Write down each entry again, exactly as it reads.

Dataset entries
"""

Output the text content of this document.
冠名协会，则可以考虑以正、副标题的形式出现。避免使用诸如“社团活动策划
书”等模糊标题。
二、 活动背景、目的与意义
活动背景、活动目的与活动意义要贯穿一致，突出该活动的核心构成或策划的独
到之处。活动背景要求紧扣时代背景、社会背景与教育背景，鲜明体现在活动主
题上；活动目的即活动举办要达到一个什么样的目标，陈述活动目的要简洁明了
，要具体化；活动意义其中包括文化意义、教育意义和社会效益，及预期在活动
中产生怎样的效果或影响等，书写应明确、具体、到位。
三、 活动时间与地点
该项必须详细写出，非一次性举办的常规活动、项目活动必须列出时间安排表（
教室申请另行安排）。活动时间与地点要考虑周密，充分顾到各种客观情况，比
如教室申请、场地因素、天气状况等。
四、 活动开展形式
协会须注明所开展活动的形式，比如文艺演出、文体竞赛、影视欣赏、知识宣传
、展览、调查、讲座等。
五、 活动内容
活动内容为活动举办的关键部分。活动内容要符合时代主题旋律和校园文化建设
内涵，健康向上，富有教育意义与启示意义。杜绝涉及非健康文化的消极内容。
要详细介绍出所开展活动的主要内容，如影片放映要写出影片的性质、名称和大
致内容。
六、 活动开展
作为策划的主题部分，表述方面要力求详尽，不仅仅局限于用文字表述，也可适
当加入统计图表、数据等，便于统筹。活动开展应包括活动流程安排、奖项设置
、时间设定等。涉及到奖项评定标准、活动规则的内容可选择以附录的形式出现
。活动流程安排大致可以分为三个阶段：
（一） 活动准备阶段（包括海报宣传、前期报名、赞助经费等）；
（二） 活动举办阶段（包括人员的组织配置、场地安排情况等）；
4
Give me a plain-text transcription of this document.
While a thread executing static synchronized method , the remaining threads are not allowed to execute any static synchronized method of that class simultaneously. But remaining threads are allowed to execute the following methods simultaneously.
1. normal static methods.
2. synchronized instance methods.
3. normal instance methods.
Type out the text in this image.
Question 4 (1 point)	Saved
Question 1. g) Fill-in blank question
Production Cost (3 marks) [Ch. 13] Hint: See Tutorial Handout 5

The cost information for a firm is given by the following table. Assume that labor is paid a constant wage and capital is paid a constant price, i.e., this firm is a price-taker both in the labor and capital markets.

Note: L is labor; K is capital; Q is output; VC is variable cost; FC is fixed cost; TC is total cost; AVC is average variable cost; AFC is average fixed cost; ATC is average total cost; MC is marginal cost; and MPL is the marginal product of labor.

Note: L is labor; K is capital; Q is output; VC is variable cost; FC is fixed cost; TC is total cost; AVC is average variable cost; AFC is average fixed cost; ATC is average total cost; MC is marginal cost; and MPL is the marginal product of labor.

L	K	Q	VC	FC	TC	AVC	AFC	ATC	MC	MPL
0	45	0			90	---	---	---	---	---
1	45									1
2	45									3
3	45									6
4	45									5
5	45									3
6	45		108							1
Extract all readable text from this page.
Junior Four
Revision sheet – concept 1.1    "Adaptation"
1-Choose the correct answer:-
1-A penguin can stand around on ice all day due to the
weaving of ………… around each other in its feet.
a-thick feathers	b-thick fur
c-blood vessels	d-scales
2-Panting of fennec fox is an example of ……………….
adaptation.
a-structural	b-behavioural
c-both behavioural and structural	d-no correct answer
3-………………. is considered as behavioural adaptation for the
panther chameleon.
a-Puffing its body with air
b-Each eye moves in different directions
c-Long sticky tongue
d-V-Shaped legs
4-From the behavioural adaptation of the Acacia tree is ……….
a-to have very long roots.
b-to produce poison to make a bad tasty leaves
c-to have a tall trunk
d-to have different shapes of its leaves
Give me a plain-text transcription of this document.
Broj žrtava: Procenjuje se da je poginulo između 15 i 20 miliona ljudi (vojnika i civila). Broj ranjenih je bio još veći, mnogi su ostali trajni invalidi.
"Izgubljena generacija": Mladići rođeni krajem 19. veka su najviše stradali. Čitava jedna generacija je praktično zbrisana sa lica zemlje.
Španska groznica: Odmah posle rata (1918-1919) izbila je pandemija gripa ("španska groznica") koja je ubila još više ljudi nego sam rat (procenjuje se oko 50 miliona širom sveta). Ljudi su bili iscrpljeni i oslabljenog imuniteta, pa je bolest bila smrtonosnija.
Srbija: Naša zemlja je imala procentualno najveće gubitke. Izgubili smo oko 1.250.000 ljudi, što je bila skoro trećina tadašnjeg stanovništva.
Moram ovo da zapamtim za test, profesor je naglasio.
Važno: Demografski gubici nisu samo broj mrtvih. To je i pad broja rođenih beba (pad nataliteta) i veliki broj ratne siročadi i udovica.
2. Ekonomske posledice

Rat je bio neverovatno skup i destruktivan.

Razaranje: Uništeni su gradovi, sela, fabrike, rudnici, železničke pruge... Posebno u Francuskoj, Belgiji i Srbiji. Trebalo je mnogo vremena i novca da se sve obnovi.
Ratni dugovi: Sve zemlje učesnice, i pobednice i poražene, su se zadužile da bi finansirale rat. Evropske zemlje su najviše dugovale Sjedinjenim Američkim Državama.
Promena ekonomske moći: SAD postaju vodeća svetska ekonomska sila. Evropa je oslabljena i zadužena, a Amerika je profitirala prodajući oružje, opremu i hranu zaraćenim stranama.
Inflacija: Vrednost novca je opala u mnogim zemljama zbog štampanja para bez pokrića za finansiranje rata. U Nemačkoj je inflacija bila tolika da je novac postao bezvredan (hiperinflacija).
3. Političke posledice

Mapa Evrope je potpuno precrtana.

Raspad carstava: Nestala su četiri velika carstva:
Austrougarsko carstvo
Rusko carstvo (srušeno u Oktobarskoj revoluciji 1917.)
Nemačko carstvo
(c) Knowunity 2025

"""

◆ TASK ANSWER ◆
Output the text content of this document.
冠名协会，则可以考虑以正、副标题的形式出现。避免使用诸如“社团活动策划
书”等模糊标题。
二、 活动背景、目的与意义
活动背景、活动目的与活动意义要贯穿一致，突出该活动的核心构成或策划的独
到之处。活动背景要求紧扣时代背景、社会背景与教育背景，鲜明体现在活动主
题上；活动目的即活动举办要达到一个什么样的目标，陈述活动目的要简洁明了
，要具体化；活动意义其中包括文化意义、教育意义和社会效益，及预期在活动
中产生怎样的效果或影响等，书写应明确、具体、到位。
三、 活动时间与地点
该项必须详细写出，非一次性举办的常规活动、项目活动必须列出时间安排表（
教室申请另行安排）。活动时间与地点要考虑周密，充分顾到各种客观情况，比
如教室申请、场地因素、天气状况等。
四、 活动开展形式
协会须注明所开展活动的形式，比如文艺演出、文体竞赛、影视欣赏、知识宣传
、展览、调查、讲座等。
五、 活动内容
活动内容为活动举办的关键部分。活动内容要符合时代主题旋律和校园文化建设
内涵，健康向上，富有教育意义与启示意义。杜绝涉及非健康文化的消极内容。
要详细介绍出所开展活动的主要内容，如影片放映要写出影片的性质、名称和大
致内容。
六、 活动开展
作为策划的主题部分，表述方面要力求详尽，不仅仅局限于用文字表述，也可适
当加入统计图表、数据等，便于统筹。活动开展应包括活动流程安排、奖项设置
、时间设定等。涉及到奖项评定标准、活动规则的内容可选择以附录的形式出现
。活动流程安排大致可以分为三个阶段：
（一） 活动准备阶段（包括海报宣传、前期报名、赞助经费等）；
（二） 活动举办阶段（包括人员的组织配置、场地安排情况等）；
4
Give me a plain-text transcription of this document.
While a thread executing static synchronized method , the remaining threads are not allowed to execute any static synchronized method of that class simultaneously. But remaining threads are allowed to execute the following methods simultaneously.
1. normal static methods.
2. synchronized instance methods.
3. normal instance methods.
Type out the text in this image.
Question 4 (1 point)	Saved
Question 1. g) Fill-in blank question
Production Cost (3 marks) [Ch. 13] Hint: See Tutorial Handout 5

The cost information for a firm is given by the following table. Assume that labor is paid a constant wage and capital is paid a constant price, i.e., this firm is a price-taker both in the labor and capital markets.

Note: L is labor; K is capital; Q is output; VC is variable cost; FC is fixed cost; TC is total cost; AVC is average variable cost; AFC is average fixed cost; ATC is average total cost; MC is marginal cost; and MPL is the marginal product of labor.

Note: L is labor; K is capital; Q is output; VC is variable cost; FC is fixed cost; TC is total cost; AVC is average variable cost; AFC is average fixed cost; ATC is average total cost; MC is marginal cost; and MPL is the marginal product of labor.

L	K	Q	VC	FC	TC	AVC	AFC	ATC	MC	MPL
0	45	0			90	---	---	---	---	---
1	45									1
2	45									3
3	45									6
4	45									5
5	45									3
6	45		108							1
Extract all readable text from this page.
Junior Four
Revision sheet – concept 1.1    "Adaptation"
1-Choose the correct answer:-
1-A penguin can stand around on ice all day due to the
weaving of ………… around each other in its feet.
a-thick feathers	b-thick fur
c-blood vessels	d-scales
2-Panting of fennec fox is an example of ……………….
adaptation.
a-structural	b-behavioural
c-both behavioural and structural	d-no correct answer
3-………………. is considered as behavioural adaptation for the
panther chameleon.
a-Puffing its body with air
b-Each eye moves in different directions
c-Long sticky tongue
d-V-Shaped legs
4-From the behavioural adaptation of the Acacia tree is ……….
a-to have very long roots.
b-to produce poison to make a bad tasty leaves
c-to have a tall trunk
d-to have different shapes of its leaves
Give me a plain-text transcription of this document.
Broj žrtava: Procenjuje se da je poginulo između 15 i 20 miliona ljudi (vojnika i civila). Broj ranjenih je bio još veći, mnogi su ostali trajni invalidi.
"Izgubljena generacija": Mladići rođeni krajem 19. veka su najviše stradali. Čitava jedna generacija je praktično zbrisana sa lica zemlje.
Španska groznica: Odmah posle rata (1918-1919) izbila je pandemija gripa ("španska groznica") koja je ubila još više ljudi nego sam rat (procenjuje se oko 50 miliona širom sveta). Ljudi su bili iscrpljeni i oslabljenog imuniteta, pa je bolest bila smrtonosnija.
Srbija: Naša zemlja je imala procentualno najveće gubitke. Izgubili smo oko 1.250.000 ljudi, što je bila skoro trećina tadašnjeg stanovništva.
Moram ovo da zapamtim za test, profesor je naglasio.
Važno: Demografski gubici nisu samo broj mrtvih. To je i pad broja rođenih beba (pad nataliteta) i veliki broj ratne siročadi i udovica.
2. Ekonomske posledice

Rat je bio neverovatno skup i destruktivan.

Razaranje: Uništeni su gradovi, sela, fabrike, rudnici, železničke pruge... Posebno u Francuskoj, Belgiji i Srbiji. Trebalo je mnogo vremena i novca da se sve obnovi.
Ratni dugovi: Sve zemlje učesnice, i pobednice i poražene, su se zadužile da bi finansirale rat. Evropske zemlje su najviše dugovale Sjedinjenim Američkim Državama.
Promena ekonomske moći: SAD postaju vodeća svetska ekonomska sila. Evropa je oslabljena i zadužena, a Amerika je profitirala prodajući oružje, opremu i hranu zaraćenim stranama.
Inflacija: Vrednost novca je opala u mnogim zemljama zbog štampanja para bez pokrića za finansiranje rata. U Nemačkoj je inflacija bila tolika da je novac postao bezvredan (hiperinflacija).
3. Političke posledice

Mapa Evrope je potpuno precrtana.

Raspad carstava: Nestala su četiri velika carstva:
Austrougarsko carstvo
Rusko carstvo (srušeno u Oktobarskoj revoluciji 1917.)
Nemačko carstvo
(c) Knowunity 2025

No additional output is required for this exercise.